→ **WORK INSTRUCTIONS**: Output the entries word for word. Omit images.

(Saved entries)
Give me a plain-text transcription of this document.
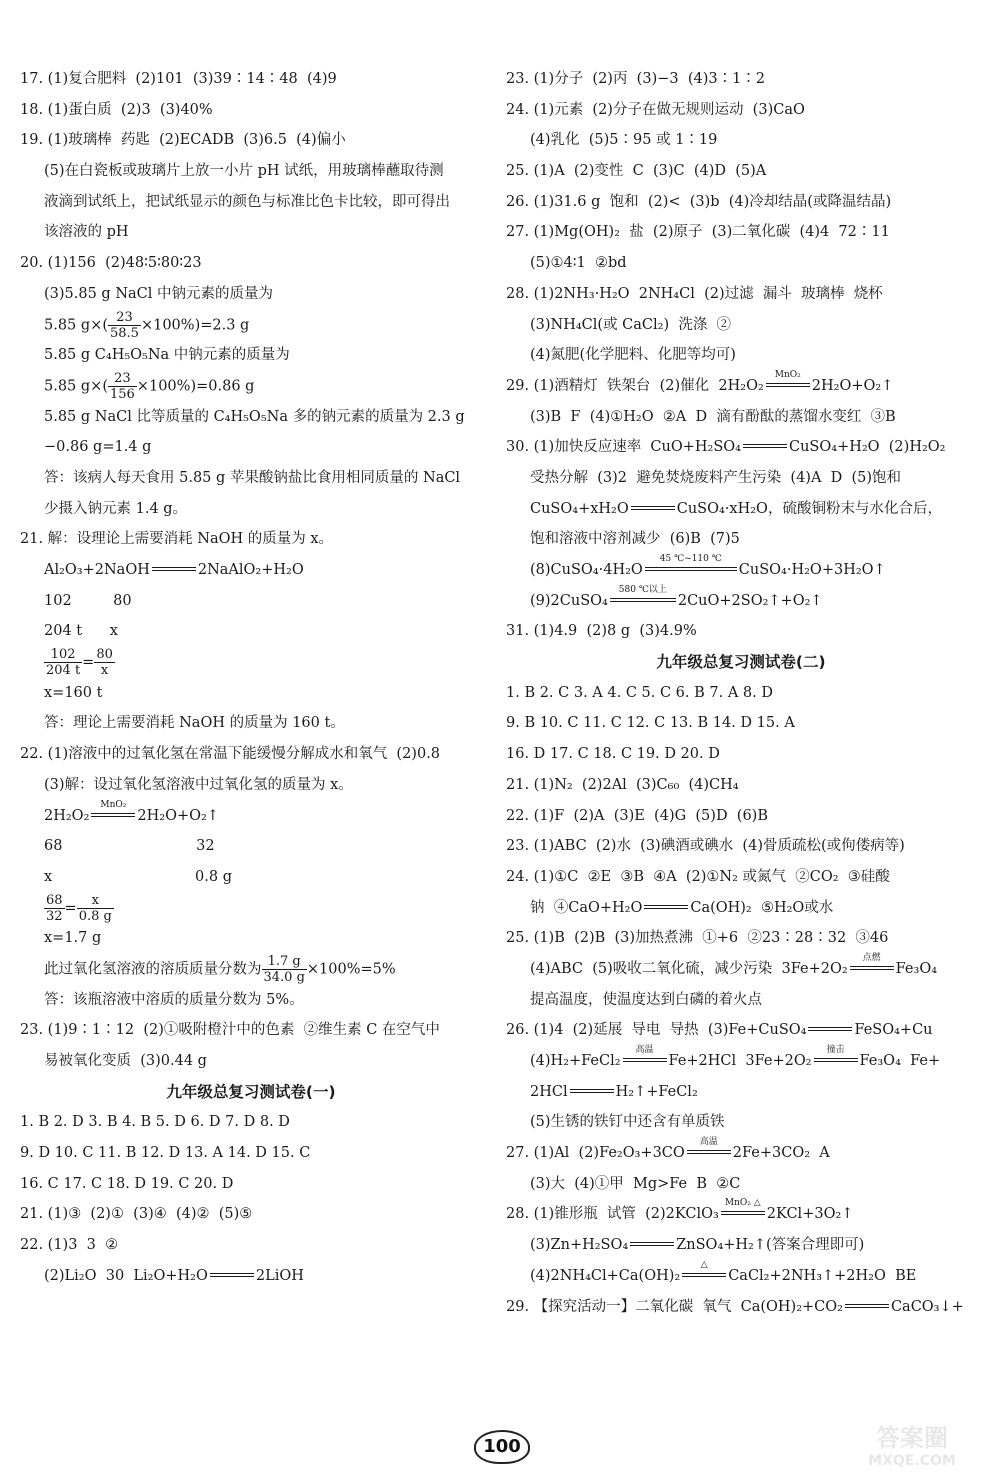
17. (1)复合肥料  (2)101  (3)39∶14∶48  (4)9
18. (1)蛋白质  (2)3  (3)40%
19. (1)玻璃棒  药匙  (2)ECADB  (3)6.5  (4)偏小
(5)在白瓷板或玻璃片上放一小片 pH 试纸，用玻璃棒蘸取待测
液滴到试纸上，把试纸显示的颜色与标准比色卡比较，即可得出
该溶液的 pH
20. (1)156  (2)48∶5∶80∶23
(3)5.85 g NaCl 中钠元素的质量为
5.85 $g\times( \frac{23}{58.5} \times 100\%)=2.3$ g
5.85 g C₄H₅O₅Na 中钠元素的质量为
5.85 $g\times( \frac{23}{156} \times 100\%)=0.86$ g
5.85 g NaCl 比等质量的 C₄H₅O₅Na 多的钠元素的质量为 2.3 g
−0.86 g=1.4 g
答：该病人每天食用 5.85 g 苹果酸钠盐比食用相同质量的 NaCl
少摄入钠元素 1.4 g。
21. 解：设理论上需要消耗 NaOH 的质量为 x。
Al₂O₃+2NaOH	2NaAlO₂+H₂O
102         80
204 t      x
$\frac{102}{204 t} = \frac{80}{x}$
x=160 t
答：理论上需要消耗 NaOH 的质量为 160 t。
22. (1)溶液中的过氧化氢在常温下能缓慢分解成水和氧气  (2)0.8
(3)解：设过氧化氢溶液中过氧化氢的质量为 x。
2H₂O₂
MnO₂
2H₂O+O₂↑
68                             32
x                               0.8 g
$\frac{68}{32} = \frac{x}{0.8 g}$
x=1.7 g
此过氧化氢溶液的溶质质量分数为 $\frac{1.7 g}{34.0 g} \times 100\%=5\%$
答：该瓶溶液中溶质的质量分数为 5%。
23. (1)9∶1∶12  (2)①吸附橙汁中的色素  ②维生素 C 在空气中
易被氧化变质  (3)0.44 g
九年级总复习测试卷(一)
1. B 2. D 3. B 4. B 5. D 6. D 7. D 8. D
9. D 10. C 11. B 12. D 13. A 14. D 15. C
16. C 17. C 18. D 19. C 20. D
21. (1)③  (2)①  (3)④  (4)②  (5)⑤
22. (1)3  3  ②
(2)Li₂O  30  Li₂O+H₂O	2LiOH
23. (1)分子  (2)丙  (3)−3  (4)3∶1∶2
24. (1)元素  (2)分子在做无规则运动  (3)CaO
(4)乳化  (5)5∶95 或 1∶19
25. (1)A  (2)变性  C  (3)C  (4)D  (5)A
26. (1)31.6 g  饱和  (2)<  (3)b  (4)冷却结晶(或降温结晶)
27. (1)Mg(OH)₂  盐  (2)原子  (3)二氧化碳  (4)4  72∶11
(5)①4∶1  ②bd
28. (1)2NH₃·H₂O  2NH₄Cl  (2)过滤  漏斗  玻璃棒  烧杯
(3)NH₄Cl(或 CaCl₂)  洗涤  ②
(4)氮肥(化学肥料、化肥等均可)
29. (1)酒精灯  铁架台  (2)催化  2H₂O₂
MnO₂
2H₂O+O₂↑
(3)B  F  (4)①H₂O  ②A  D  滴有酚酞的蒸馏水变红  ③B
30. (1)加快反应速率  CuO+H₂SO₄	CuSO₄+H₂O  (2)H₂O₂
受热分解  (3)2  避免焚烧废料产生污染  (4)A  D  (5)饱和
CuSO₄+xH₂O	CuSO₄·xH₂O，硫酸铜粉末与水化合后，
饱和溶液中溶剂减少  (6)B  (7)5
(8)CuSO₄·4H₂O
45 ℃~110 ℃
CuSO₄·H₂O+3H₂O↑
(9)2CuSO₄
580 ℃以上
2CuO+2SO₂↑+O₂↑
31. (1)4.9  (2)8 g  (3)4.9%
九年级总复习测试卷(二)
1. B 2. C 3. A 4. C 5. C 6. B 7. A 8. D
9. B 10. C 11. C 12. C 13. B 14. D 15. A
16. D 17. C 18. C 19. D 20. D
21. (1)N₂  (2)2Al  (3)C₆₀  (4)CH₄
22. (1)F  (2)A  (3)E  (4)G  (5)D  (6)B
23. (1)ABC  (2)水  (3)碘酒或碘水  (4)骨质疏松(或佝偻病等)
24. (1)①C  ②E  ③B  ④A  (2)①N₂ 或氮气  ②CO₂  ③硅酸
钠  ④CaO+H₂O	Ca(OH)₂  ⑤H₂O或水
25. (1)B  (2)B  (3)加热煮沸  ①+6  ②23∶28∶32  ③46
(4)ABC  (5)吸收二氧化硫，减少污染  3Fe+2O₂
点燃
Fe₃O₄
提高温度，使温度达到白磷的着火点
26. (1)4  (2)延展  导电  导热  (3)Fe+CuSO₄	FeSO₄+Cu
(4)H₂+FeCl₂
高温
Fe+2HCl  3Fe+2O₂
撞击
Fe₃O₄  Fe+
2HCl	H₂↑+FeCl₂
(5)生锈的铁钉中还含有单质铁
27. (1)Al  (2)Fe₂O₃+3CO
高温
2Fe+3CO₂  A
(3)大  (4)①甲  Mg>Fe  B  ②C
28. (1)锥形瓶  试管  (2)2KClO₃
MnO₂ △
2KCl+3O₂↑
(3)Zn+H₂SO₄	ZnSO₄+H₂↑(答案合理即可)
(4)2NH₄Cl+Ca(OH)₂
△
CaCl₂+2NH₃↑+2H₂O  BE
29. 【探究活动一】二氧化碳  氧气  Ca(OH)₂+CO₂	CaCO₃↓+
100	答案圈
MXQE.COM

→ **SOLVED EXERCISE**:
Give me a plain-text transcription of this document.
17. (1)复合肥料  (2)101  (3)39∶14∶48  (4)9
18. (1)蛋白质  (2)3  (3)40%
19. (1)玻璃棒  药匙  (2)ECADB  (3)6.5  (4)偏小
(5)在白瓷板或玻璃片上放一小片 pH 试纸，用玻璃棒蘸取待测
液滴到试纸上，把试纸显示的颜色与标准比色卡比较，即可得出
该溶液的 pH
20. (1)156  (2)48∶5∶80∶23
(3)5.85 g NaCl 中钠元素的质量为
5.85 $g\times( \frac{23}{58.5} \times 100\%)=2.3$ g
5.85 g C₄H₅O₅Na 中钠元素的质量为
5.85 $g\times( \frac{23}{156} \times 100\%)=0.86$ g
5.85 g NaCl 比等质量的 C₄H₅O₅Na 多的钠元素的质量为 2.3 g
−0.86 g=1.4 g
答：该病人每天食用 5.85 g 苹果酸钠盐比食用相同质量的 NaCl
少摄入钠元素 1.4 g。
21. 解：设理论上需要消耗 NaOH 的质量为 x。
Al₂O₃+2NaOH	2NaAlO₂+H₂O
102         80
204 t      x
$\frac{102}{204 t} = \frac{80}{x}$
x=160 t
答：理论上需要消耗 NaOH 的质量为 160 t。
22. (1)溶液中的过氧化氢在常温下能缓慢分解成水和氧气  (2)0.8
(3)解：设过氧化氢溶液中过氧化氢的质量为 x。
2H₂O₂
MnO₂
2H₂O+O₂↑
68                             32
x                               0.8 g
$\frac{68}{32} = \frac{x}{0.8 g}$
x=1.7 g
此过氧化氢溶液的溶质质量分数为 $\frac{1.7 g}{34.0 g} \times 100\%=5\%$
答：该瓶溶液中溶质的质量分数为 5%。
23. (1)9∶1∶12  (2)①吸附橙汁中的色素  ②维生素 C 在空气中
易被氧化变质  (3)0.44 g
九年级总复习测试卷(一)
1. B 2. D 3. B 4. B 5. D 6. D 7. D 8. D
9. D 10. C 11. B 12. D 13. A 14. D 15. C
16. C 17. C 18. D 19. C 20. D
21. (1)③  (2)①  (3)④  (4)②  (5)⑤
22. (1)3  3  ②
(2)Li₂O  30  Li₂O+H₂O	2LiOH
23. (1)分子  (2)丙  (3)−3  (4)3∶1∶2
24. (1)元素  (2)分子在做无规则运动  (3)CaO
(4)乳化  (5)5∶95 或 1∶19
25. (1)A  (2)变性  C  (3)C  (4)D  (5)A
26. (1)31.6 g  饱和  (2)<  (3)b  (4)冷却结晶(或降温结晶)
27. (1)Mg(OH)₂  盐  (2)原子  (3)二氧化碳  (4)4  72∶11
(5)①4∶1  ②bd
28. (1)2NH₃·H₂O  2NH₄Cl  (2)过滤  漏斗  玻璃棒  烧杯
(3)NH₄Cl(或 CaCl₂)  洗涤  ②
(4)氮肥(化学肥料、化肥等均可)
29. (1)酒精灯  铁架台  (2)催化  2H₂O₂
MnO₂
2H₂O+O₂↑
(3)B  F  (4)①H₂O  ②A  D  滴有酚酞的蒸馏水变红  ③B
30. (1)加快反应速率  CuO+H₂SO₄	CuSO₄+H₂O  (2)H₂O₂
受热分解  (3)2  避免焚烧废料产生污染  (4)A  D  (5)饱和
CuSO₄+xH₂O	CuSO₄·xH₂O，硫酸铜粉末与水化合后，
饱和溶液中溶剂减少  (6)B  (7)5
(8)CuSO₄·4H₂O
45 ℃~110 ℃
CuSO₄·H₂O+3H₂O↑
(9)2CuSO₄
580 ℃以上
2CuO+2SO₂↑+O₂↑
31. (1)4.9  (2)8 g  (3)4.9%
九年级总复习测试卷(二)
1. B 2. C 3. A 4. C 5. C 6. B 7. A 8. D
9. B 10. C 11. C 12. C 13. B 14. D 15. A
16. D 17. C 18. C 19. D 20. D
21. (1)N₂  (2)2Al  (3)C₆₀  (4)CH₄
22. (1)F  (2)A  (3)E  (4)G  (5)D  (6)B
23. (1)ABC  (2)水  (3)碘酒或碘水  (4)骨质疏松(或佝偻病等)
24. (1)①C  ②E  ③B  ④A  (2)①N₂ 或氮气  ②CO₂  ③硅酸
钠  ④CaO+H₂O	Ca(OH)₂  ⑤H₂O或水
25. (1)B  (2)B  (3)加热煮沸  ①+6  ②23∶28∶32  ③46
(4)ABC  (5)吸收二氧化硫，减少污染  3Fe+2O₂
点燃
Fe₃O₄
提高温度，使温度达到白磷的着火点
26. (1)4  (2)延展  导电  导热  (3)Fe+CuSO₄	FeSO₄+Cu
(4)H₂+FeCl₂
高温
Fe+2HCl  3Fe+2O₂
撞击
Fe₃O₄  Fe+
2HCl	H₂↑+FeCl₂
(5)生锈的铁钉中还含有单质铁
27. (1)Al  (2)Fe₂O₃+3CO
高温
2Fe+3CO₂  A
(3)大  (4)①甲  Mg>Fe  B  ②C
28. (1)锥形瓶  试管  (2)2KClO₃
MnO₂ △
2KCl+3O₂↑
(3)Zn+H₂SO₄	ZnSO₄+H₂↑(答案合理即可)
(4)2NH₄Cl+Ca(OH)₂
△
CaCl₂+2NH₃↑+2H₂O  BE
29. 【探究活动一】二氧化碳  氧气  Ca(OH)₂+CO₂	CaCO₃↓+
100	答案圈
MXQE.COM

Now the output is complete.